Exercise - Render the material again word for word, skipping the pictures in it.

(Extracts from a graphics dataset)

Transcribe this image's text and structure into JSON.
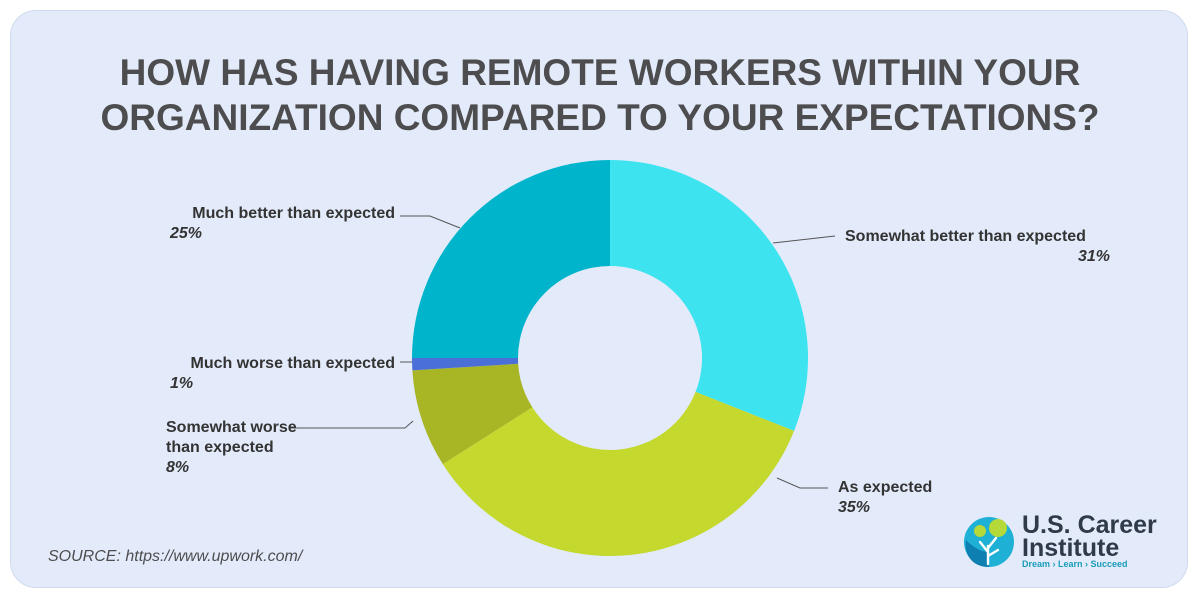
{
  "title_line1": "HOW HAS HAVING REMOTE WORKERS WITHIN YOUR",
  "title_line2": "ORGANIZATION COMPARED TO YOUR EXPECTATIONS?",
  "source": "SOURCE: https://www.upwork.com/",
  "logo": {
    "line1": "U.S. Career",
    "line2": "Institute",
    "tagline": "Dream › Learn › Succeed"
  },
  "chart_data": {
    "type": "pie",
    "donut": true,
    "slices": [
      {
        "label": "Somewhat better than expected",
        "value": 31,
        "display": "31%",
        "color": "#3de3ef"
      },
      {
        "label": "As expected",
        "value": 35,
        "display": "35%",
        "color": "#c4d82e"
      },
      {
        "label": "Somewhat worse than expected",
        "value": 8,
        "display": "8%",
        "color": "#a8b525"
      },
      {
        "label": "Much worse than expected",
        "value": 1,
        "display": "1%",
        "color": "#4a6fd6"
      },
      {
        "label": "Much better than expected",
        "value": 25,
        "display": "25%",
        "color": "#00b4cc"
      }
    ]
  }
}
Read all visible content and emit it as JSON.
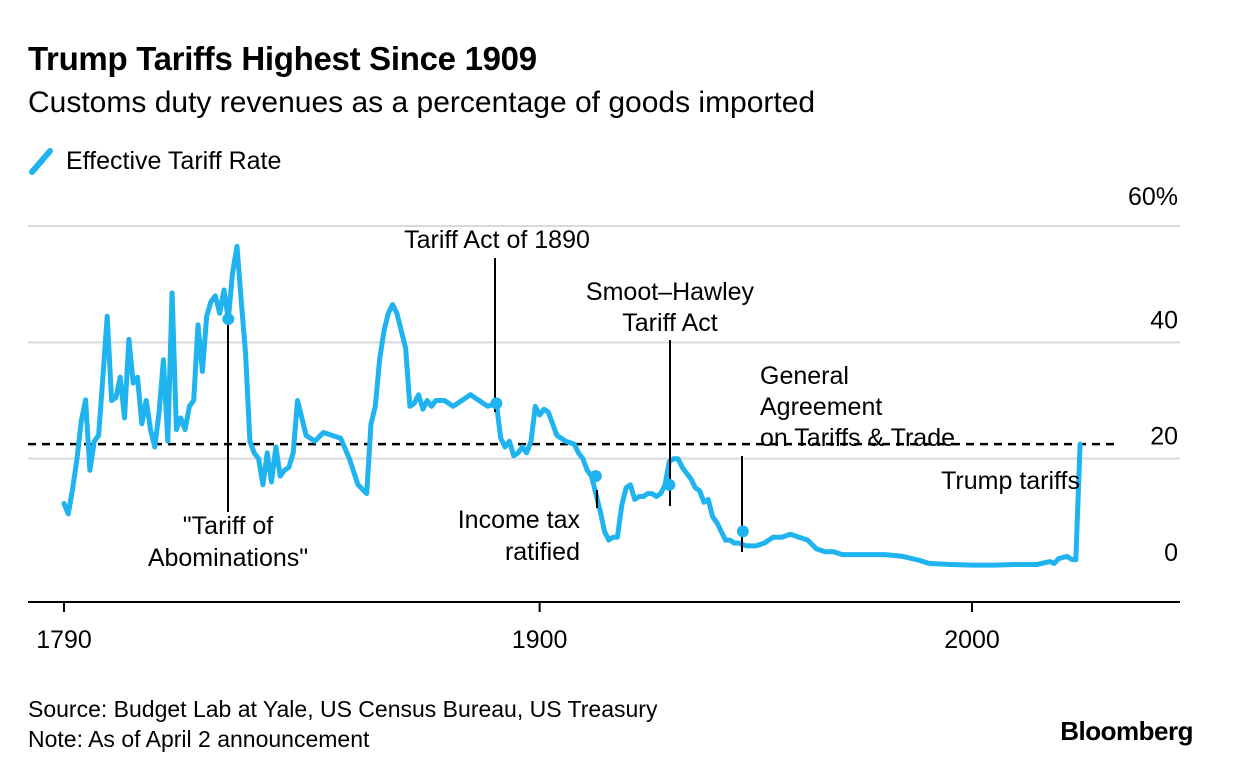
{
  "title": "Trump Tariffs Highest Since 1909",
  "subtitle": "Customs duty revenues as a percentage of goods imported",
  "legend": {
    "label": "Effective Tariff Rate",
    "color": "#1fb3f0"
  },
  "source": "Source: Budget Lab at Yale, US Census Bureau, US Treasury",
  "note": "Note: As of April 2 announcement",
  "brand": "Bloomberg",
  "chart_data": {
    "type": "line",
    "title": "Trump Tariffs Highest Since 1909",
    "xlabel": "",
    "ylabel": "",
    "xlim": [
      1782,
      2036
    ],
    "ylim": [
      0,
      60
    ],
    "x_ticks": [
      1790,
      1900,
      2000
    ],
    "x_tick_labels": [
      "1790",
      "1900",
      "2000"
    ],
    "y_ticks": [
      0,
      20,
      40,
      60
    ],
    "y_tick_labels": [
      "0",
      "20",
      "40",
      "60%"
    ],
    "grid": "horizontal",
    "legend_position": "top-left",
    "reference_line": {
      "value": 22.5,
      "style": "dashed"
    },
    "series": [
      {
        "name": "Effective Tariff Rate",
        "color": "#1fb3f0",
        "x": [
          1790,
          1791,
          1792,
          1793,
          1794,
          1795,
          1796,
          1797,
          1798,
          1799,
          1800,
          1801,
          1802,
          1803,
          1804,
          1805,
          1806,
          1807,
          1808,
          1809,
          1810,
          1811,
          1812,
          1813,
          1814,
          1815,
          1816,
          1817,
          1818,
          1819,
          1820,
          1821,
          1822,
          1823,
          1824,
          1825,
          1826,
          1827,
          1828,
          1829,
          1830,
          1831,
          1832,
          1833,
          1834,
          1835,
          1836,
          1837,
          1838,
          1839,
          1840,
          1841,
          1842,
          1843,
          1844,
          1845,
          1846,
          1848,
          1850,
          1852,
          1854,
          1856,
          1858,
          1860,
          1861,
          1862,
          1863,
          1864,
          1865,
          1866,
          1867,
          1868,
          1869,
          1870,
          1871,
          1872,
          1873,
          1874,
          1875,
          1876,
          1878,
          1880,
          1882,
          1884,
          1886,
          1888,
          1890,
          1891,
          1892,
          1893,
          1894,
          1895,
          1896,
          1897,
          1898,
          1899,
          1900,
          1901,
          1902,
          1904,
          1906,
          1908,
          1909,
          1910,
          1911,
          1912,
          1913,
          1914,
          1915,
          1916,
          1917,
          1918,
          1919,
          1920,
          1921,
          1922,
          1923,
          1924,
          1925,
          1926,
          1927,
          1928,
          1929,
          1930,
          1931,
          1932,
          1933,
          1934,
          1935,
          1936,
          1937,
          1938,
          1939,
          1940,
          1941,
          1942,
          1943,
          1944,
          1945,
          1946,
          1947,
          1948,
          1950,
          1952,
          1954,
          1956,
          1958,
          1960,
          1962,
          1964,
          1966,
          1968,
          1970,
          1972,
          1974,
          1976,
          1978,
          1980,
          1984,
          1988,
          1990,
          1995,
          2000,
          2005,
          2010,
          2015,
          2018,
          2019,
          2020,
          2021,
          2022,
          2023,
          2024,
          2025
        ],
        "y": [
          12.3,
          10.5,
          14.8,
          20.0,
          26.5,
          30.1,
          18.0,
          23.0,
          24.0,
          34.0,
          44.5,
          30.0,
          30.5,
          34.0,
          27.0,
          40.5,
          33.0,
          34.0,
          26.0,
          30.0,
          25.0,
          22.0,
          28.0,
          37.0,
          23.0,
          48.5,
          25.0,
          27.0,
          25.0,
          29.0,
          30.0,
          43.0,
          35.0,
          44.5,
          47.0,
          48.0,
          45.0,
          49.0,
          44.0,
          52.0,
          56.5,
          47.0,
          38.0,
          23.0,
          21.0,
          20.0,
          15.5,
          21.0,
          16.0,
          22.0,
          17.0,
          18.0,
          18.5,
          21.0,
          30.0,
          27.0,
          24.0,
          23.0,
          24.5,
          24.0,
          23.5,
          20.0,
          15.5,
          14.0,
          26.0,
          29.0,
          37.0,
          42.0,
          45.0,
          46.5,
          45.0,
          42.0,
          39.0,
          29.0,
          29.5,
          31.0,
          28.5,
          30.0,
          29.0,
          30.0,
          30.0,
          29.0,
          30.0,
          31.0,
          30.0,
          29.0,
          29.5,
          23.5,
          22.0,
          23.0,
          20.5,
          21.0,
          22.0,
          21.0,
          23.0,
          29.0,
          27.5,
          28.5,
          28.0,
          24.0,
          23.0,
          22.5,
          21.0,
          20.0,
          18.0,
          17.0,
          14.0,
          11.0,
          7.5,
          6.0,
          6.5,
          6.5,
          12.0,
          15.0,
          15.5,
          13.0,
          13.5,
          13.5,
          14.0,
          14.0,
          13.5,
          14.0,
          15.5,
          19.5,
          20.0,
          20.0,
          18.5,
          17.5,
          16.5,
          15.0,
          14.5,
          12.5,
          13.0,
          10.0,
          9.0,
          7.5,
          6.0,
          6.0,
          5.5,
          5.5,
          5.2,
          5.0,
          5.0,
          5.5,
          6.5,
          6.5,
          7.0,
          6.5,
          6.0,
          4.5,
          4.0,
          4.0,
          3.5,
          3.5,
          3.5,
          3.5,
          3.5,
          3.5,
          3.2,
          2.5,
          2.0,
          1.8,
          1.7,
          1.7,
          1.8,
          1.8,
          2.3,
          2.0,
          2.8,
          3.0,
          3.2,
          2.7,
          2.6,
          22.5
        ]
      }
    ],
    "annotations": [
      {
        "label": "\"Tariff of Abominations\"",
        "x": 1828,
        "y": 44
      },
      {
        "label": "Tariff Act of 1890",
        "x": 1890,
        "y": 29.5
      },
      {
        "label": "Income tax ratified",
        "x": 1913,
        "y": 17
      },
      {
        "label": "Smoot–Hawley Tariff Act",
        "x": 1930,
        "y": 15.5
      },
      {
        "label": "General Agreement on Tariffs & Trade",
        "x": 1947,
        "y": 7.5
      },
      {
        "label": "Trump tariffs",
        "x": 2025,
        "y": 22.5
      }
    ]
  }
}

Correct response -
Transcribe this image's text and structure into JSON.
{
  "title_line1": "HOW HAS HAVING REMOTE WORKERS WITHIN YOUR",
  "title_line2": "ORGANIZATION COMPARED TO YOUR EXPECTATIONS?",
  "source": "SOURCE: https://www.upwork.com/",
  "logo": {
    "line1": "U.S. Career",
    "line2": "Institute",
    "tagline": "Dream › Learn › Succeed"
  },
  "chart_data": {
    "type": "pie",
    "donut": true,
    "slices": [
      {
        "label": "Somewhat better than expected",
        "value": 31,
        "display": "31%",
        "color": "#3de3ef"
      },
      {
        "label": "As expected",
        "value": 35,
        "display": "35%",
        "color": "#c4d82e"
      },
      {
        "label": "Somewhat worse than expected",
        "value": 8,
        "display": "8%",
        "color": "#a8b525"
      },
      {
        "label": "Much worse than expected",
        "value": 1,
        "display": "1%",
        "color": "#4a6fd6"
      },
      {
        "label": "Much better than expected",
        "value": 25,
        "display": "25%",
        "color": "#00b4cc"
      }
    ]
  }
}
Read all visible content and emit it as JSON.
{
  "title": "Trump Tariffs Highest Since 1909",
  "subtitle": "Customs duty revenues as a percentage of goods imported",
  "legend": {
    "label": "Effective Tariff Rate",
    "color": "#1fb3f0"
  },
  "source": "Source: Budget Lab at Yale, US Census Bureau, US Treasury",
  "note": "Note: As of April 2 announcement",
  "brand": "Bloomberg",
  "chart_data": {
    "type": "line",
    "title": "Trump Tariffs Highest Since 1909",
    "xlabel": "",
    "ylabel": "",
    "xlim": [
      1782,
      2036
    ],
    "ylim": [
      0,
      60
    ],
    "x_ticks": [
      1790,
      1900,
      2000
    ],
    "x_tick_labels": [
      "1790",
      "1900",
      "2000"
    ],
    "y_ticks": [
      0,
      20,
      40,
      60
    ],
    "y_tick_labels": [
      "0",
      "20",
      "40",
      "60%"
    ],
    "grid": "horizontal",
    "legend_position": "top-left",
    "reference_line": {
      "value": 22.5,
      "style": "dashed"
    },
    "series": [
      {
        "name": "Effective Tariff Rate",
        "color": "#1fb3f0",
        "x": [
          1790,
          1791,
          1792,
          1793,
          1794,
          1795,
          1796,
          1797,
          1798,
          1799,
          1800,
          1801,
          1802,
          1803,
          1804,
          1805,
          1806,
          1807,
          1808,
          1809,
          1810,
          1811,
          1812,
          1813,
          1814,
          1815,
          1816,
          1817,
          1818,
          1819,
          1820,
          1821,
          1822,
          1823,
          1824,
          1825,
          1826,
          1827,
          1828,
          1829,
          1830,
          1831,
          1832,
          1833,
          1834,
          1835,
          1836,
          1837,
          1838,
          1839,
          1840,
          1841,
          1842,
          1843,
          1844,
          1845,
          1846,
          1848,
          1850,
          1852,
          1854,
          1856,
          1858,
          1860,
          1861,
          1862,
          1863,
          1864,
          1865,
          1866,
          1867,
          1868,
          1869,
          1870,
          1871,
          1872,
          1873,
          1874,
          1875,
          1876,
          1878,
          1880,
          1882,
          1884,
          1886,
          1888,
          1890,
          1891,
          1892,
          1893,
          1894,
          1895,
          1896,
          1897,
          1898,
          1899,
          1900,
          1901,
          1902,
          1904,
          1906,
          1908,
          1909,
          1910,
          1911,
          1912,
          1913,
          1914,
          1915,
          1916,
          1917,
          1918,
          1919,
          1920,
          1921,
          1922,
          1923,
          1924,
          1925,
          1926,
          1927,
          1928,
          1929,
          1930,
          1931,
          1932,
          1933,
          1934,
          1935,
          1936,
          1937,
          1938,
          1939,
          1940,
          1941,
          1942,
          1943,
          1944,
          1945,
          1946,
          1947,
          1948,
          1950,
          1952,
          1954,
          1956,
          1958,
          1960,
          1962,
          1964,
          1966,
          1968,
          1970,
          1972,
          1974,
          1976,
          1978,
          1980,
          1984,
          1988,
          1990,
          1995,
          2000,
          2005,
          2010,
          2015,
          2018,
          2019,
          2020,
          2021,
          2022,
          2023,
          2024,
          2025
        ],
        "y": [
          12.3,
          10.5,
          14.8,
          20.0,
          26.5,
          30.1,
          18.0,
          23.0,
          24.0,
          34.0,
          44.5,
          30.0,
          30.5,
          34.0,
          27.0,
          40.5,
          33.0,
          34.0,
          26.0,
          30.0,
          25.0,
          22.0,
          28.0,
          37.0,
          23.0,
          48.5,
          25.0,
          27.0,
          25.0,
          29.0,
          30.0,
          43.0,
          35.0,
          44.5,
          47.0,
          48.0,
          45.0,
          49.0,
          44.0,
          52.0,
          56.5,
          47.0,
          38.0,
          23.0,
          21.0,
          20.0,
          15.5,
          21.0,
          16.0,
          22.0,
          17.0,
          18.0,
          18.5,
          21.0,
          30.0,
          27.0,
          24.0,
          23.0,
          24.5,
          24.0,
          23.5,
          20.0,
          15.5,
          14.0,
          26.0,
          29.0,
          37.0,
          42.0,
          45.0,
          46.5,
          45.0,
          42.0,
          39.0,
          29.0,
          29.5,
          31.0,
          28.5,
          30.0,
          29.0,
          30.0,
          30.0,
          29.0,
          30.0,
          31.0,
          30.0,
          29.0,
          29.5,
          23.5,
          22.0,
          23.0,
          20.5,
          21.0,
          22.0,
          21.0,
          23.0,
          29.0,
          27.5,
          28.5,
          28.0,
          24.0,
          23.0,
          22.5,
          21.0,
          20.0,
          18.0,
          17.0,
          14.0,
          11.0,
          7.5,
          6.0,
          6.5,
          6.5,
          12.0,
          15.0,
          15.5,
          13.0,
          13.5,
          13.5,
          14.0,
          14.0,
          13.5,
          14.0,
          15.5,
          19.5,
          20.0,
          20.0,
          18.5,
          17.5,
          16.5,
          15.0,
          14.5,
          12.5,
          13.0,
          10.0,
          9.0,
          7.5,
          6.0,
          6.0,
          5.5,
          5.5,
          5.2,
          5.0,
          5.0,
          5.5,
          6.5,
          6.5,
          7.0,
          6.5,
          6.0,
          4.5,
          4.0,
          4.0,
          3.5,
          3.5,
          3.5,
          3.5,
          3.5,
          3.5,
          3.2,
          2.5,
          2.0,
          1.8,
          1.7,
          1.7,
          1.8,
          1.8,
          2.3,
          2.0,
          2.8,
          3.0,
          3.2,
          2.7,
          2.6,
          22.5
        ]
      }
    ],
    "annotations": [
      {
        "label": "\"Tariff of Abominations\"",
        "x": 1828,
        "y": 44
      },
      {
        "label": "Tariff Act of 1890",
        "x": 1890,
        "y": 29.5
      },
      {
        "label": "Income tax ratified",
        "x": 1913,
        "y": 17
      },
      {
        "label": "Smoot–Hawley Tariff Act",
        "x": 1930,
        "y": 15.5
      },
      {
        "label": "General Agreement on Tariffs & Trade",
        "x": 1947,
        "y": 7.5
      },
      {
        "label": "Trump tariffs",
        "x": 2025,
        "y": 22.5
      }
    ]
  }
}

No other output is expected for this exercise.